> **What is required**: Copy every line that mentions the word "columnas".

> **Exercise data**:

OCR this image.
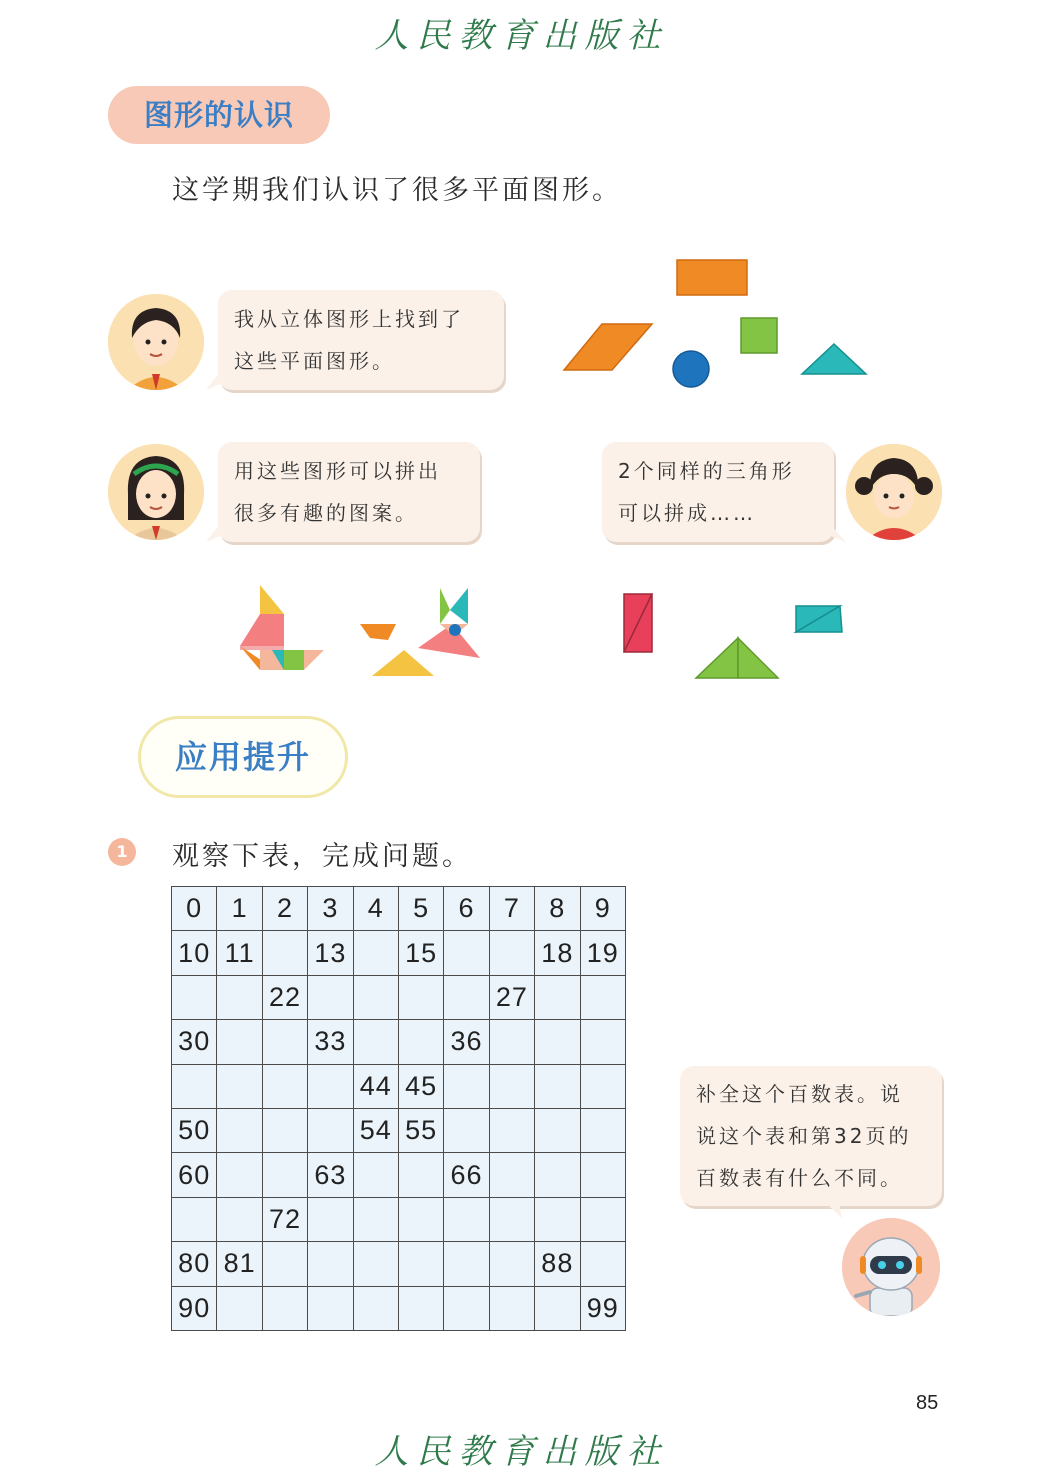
人民教育出版社
图形的认识
这学期我们认识了很多平面图形。
我从立体图形上找到了
这些平面图形。
用这些图形可以拼出
很多有趣的图案。
2个同样的三角形
可以拼成……
应用提升
1	观察下表，完成问题。
0	1	2	3	4	5	6	7	8	9
10	11		13		15			18	19
		22					27		
30			33			36			
				44	45				
50				54	55				
60			63			66			
		72							
80	81							88	
90									99
补全这个百数表。说
说这个表和第32页的
百数表有什么不同。
85
人民教育出版社
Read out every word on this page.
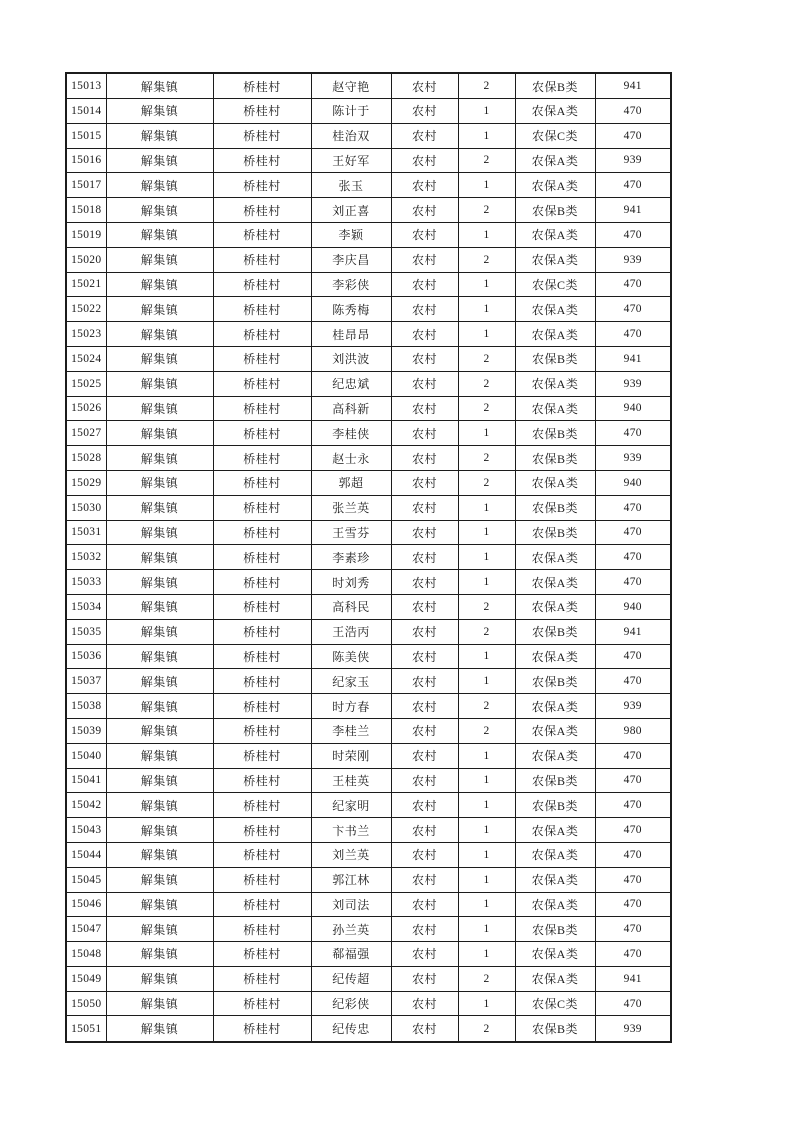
15013	解集镇	桥桂村	赵守艳	农村	2	农保B类	941
15014	解集镇	桥桂村	陈计于	农村	1	农保A类	470
15015	解集镇	桥桂村	桂治双	农村	1	农保C类	470
15016	解集镇	桥桂村	王好军	农村	2	农保A类	939
15017	解集镇	桥桂村	张玉	农村	1	农保A类	470
15018	解集镇	桥桂村	刘正喜	农村	2	农保B类	941
15019	解集镇	桥桂村	李颖	农村	1	农保A类	470
15020	解集镇	桥桂村	李庆昌	农村	2	农保A类	939
15021	解集镇	桥桂村	李彩侠	农村	1	农保C类	470
15022	解集镇	桥桂村	陈秀梅	农村	1	农保A类	470
15023	解集镇	桥桂村	桂昂昂	农村	1	农保A类	470
15024	解集镇	桥桂村	刘洪波	农村	2	农保B类	941
15025	解集镇	桥桂村	纪忠斌	农村	2	农保A类	939
15026	解集镇	桥桂村	高科新	农村	2	农保A类	940
15027	解集镇	桥桂村	李桂侠	农村	1	农保B类	470
15028	解集镇	桥桂村	赵士永	农村	2	农保B类	939
15029	解集镇	桥桂村	郭超	农村	2	农保A类	940
15030	解集镇	桥桂村	张兰英	农村	1	农保B类	470
15031	解集镇	桥桂村	王雪芬	农村	1	农保B类	470
15032	解集镇	桥桂村	李素珍	农村	1	农保A类	470
15033	解集镇	桥桂村	时刘秀	农村	1	农保A类	470
15034	解集镇	桥桂村	高科民	农村	2	农保A类	940
15035	解集镇	桥桂村	王浩丙	农村	2	农保B类	941
15036	解集镇	桥桂村	陈美侠	农村	1	农保A类	470
15037	解集镇	桥桂村	纪家玉	农村	1	农保B类	470
15038	解集镇	桥桂村	时方春	农村	2	农保A类	939
15039	解集镇	桥桂村	李桂兰	农村	2	农保A类	980
15040	解集镇	桥桂村	时荣刚	农村	1	农保A类	470
15041	解集镇	桥桂村	王桂英	农村	1	农保B类	470
15042	解集镇	桥桂村	纪家明	农村	1	农保B类	470
15043	解集镇	桥桂村	卞书兰	农村	1	农保A类	470
15044	解集镇	桥桂村	刘兰英	农村	1	农保A类	470
15045	解集镇	桥桂村	郭江林	农村	1	农保A类	470
15046	解集镇	桥桂村	刘司法	农村	1	农保A类	470
15047	解集镇	桥桂村	孙兰英	农村	1	农保B类	470
15048	解集镇	桥桂村	郗福强	农村	1	农保A类	470
15049	解集镇	桥桂村	纪传超	农村	2	农保A类	941
15050	解集镇	桥桂村	纪彩侠	农村	1	农保C类	470
15051	解集镇	桥桂村	纪传忠	农村	2	农保B类	939
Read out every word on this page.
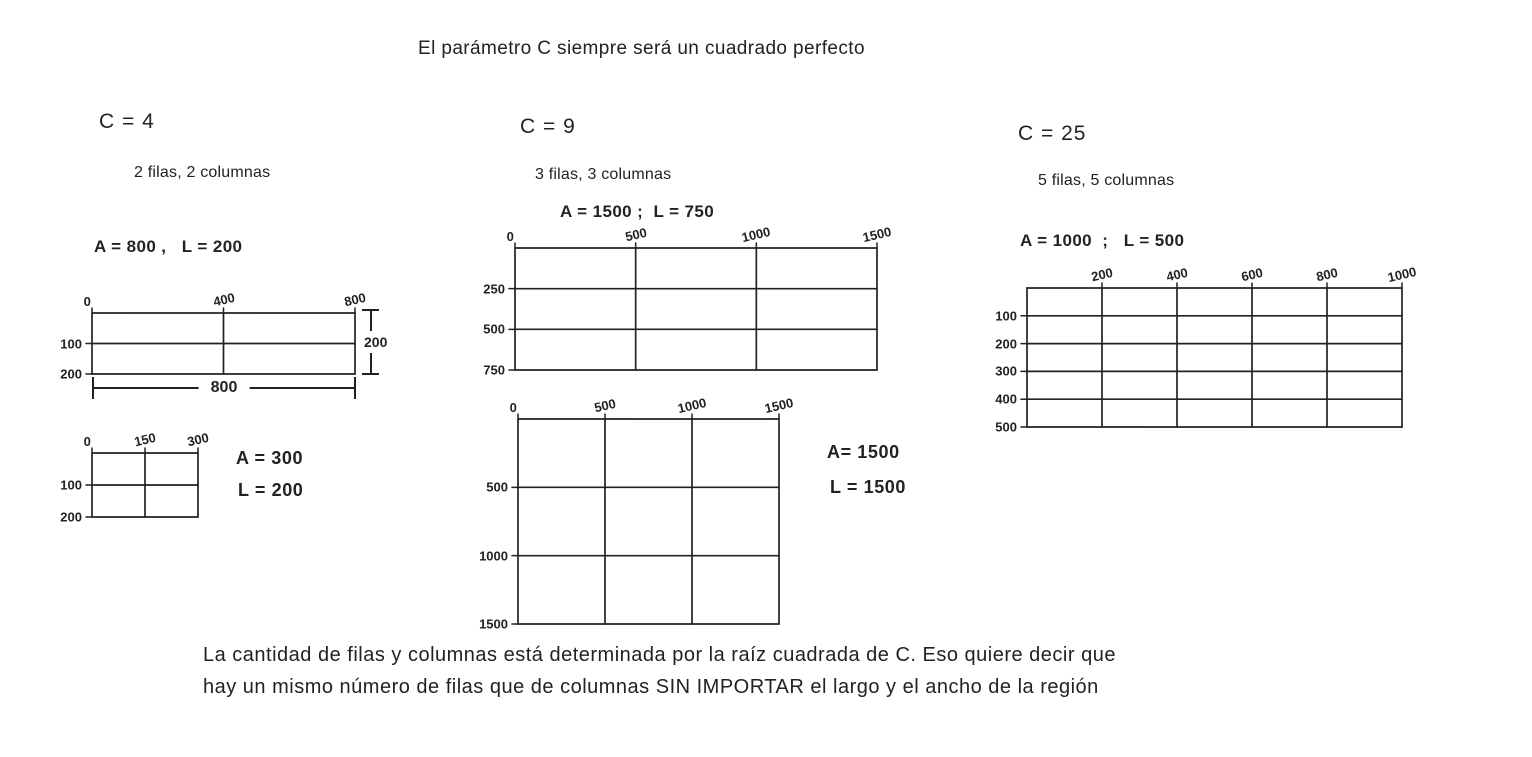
El parámetro C siempre será un cuadrado perfecto
C = 4
2 filas, 2 columnas
A = 800 ,   L = 200
0	400	800
100
200
800
200
0	150 300
100
200
A = 300
L = 200
C = 9
3 filas, 3 columnas
A = 1500 ;  L = 750
0	500	1000	1500
250
500
750
0	500	1000	1500
500
1000
1500
A= 1500
L = 1500
C = 25
5 filas, 5 columnas
A = 1000  ;   L = 500
200	400	600	800	1000
100
200
300
400
500
La cantidad de filas y columnas está determinada por la raíz cuadrada de C. Eso quiere decir que
hay un mismo número de filas que de columnas SIN IMPORTAR el largo y el ancho de la región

> **Final result**:
2 filas, 2 columnas
3 filas, 3 columnas
5 filas, 5 columnas
La cantidad de filas y columnas está determinada por la raíz cuadrada de C. Eso quiere decir que
hay un mismo número de filas que de columnas SIN IMPORTAR el largo y el ancho de la región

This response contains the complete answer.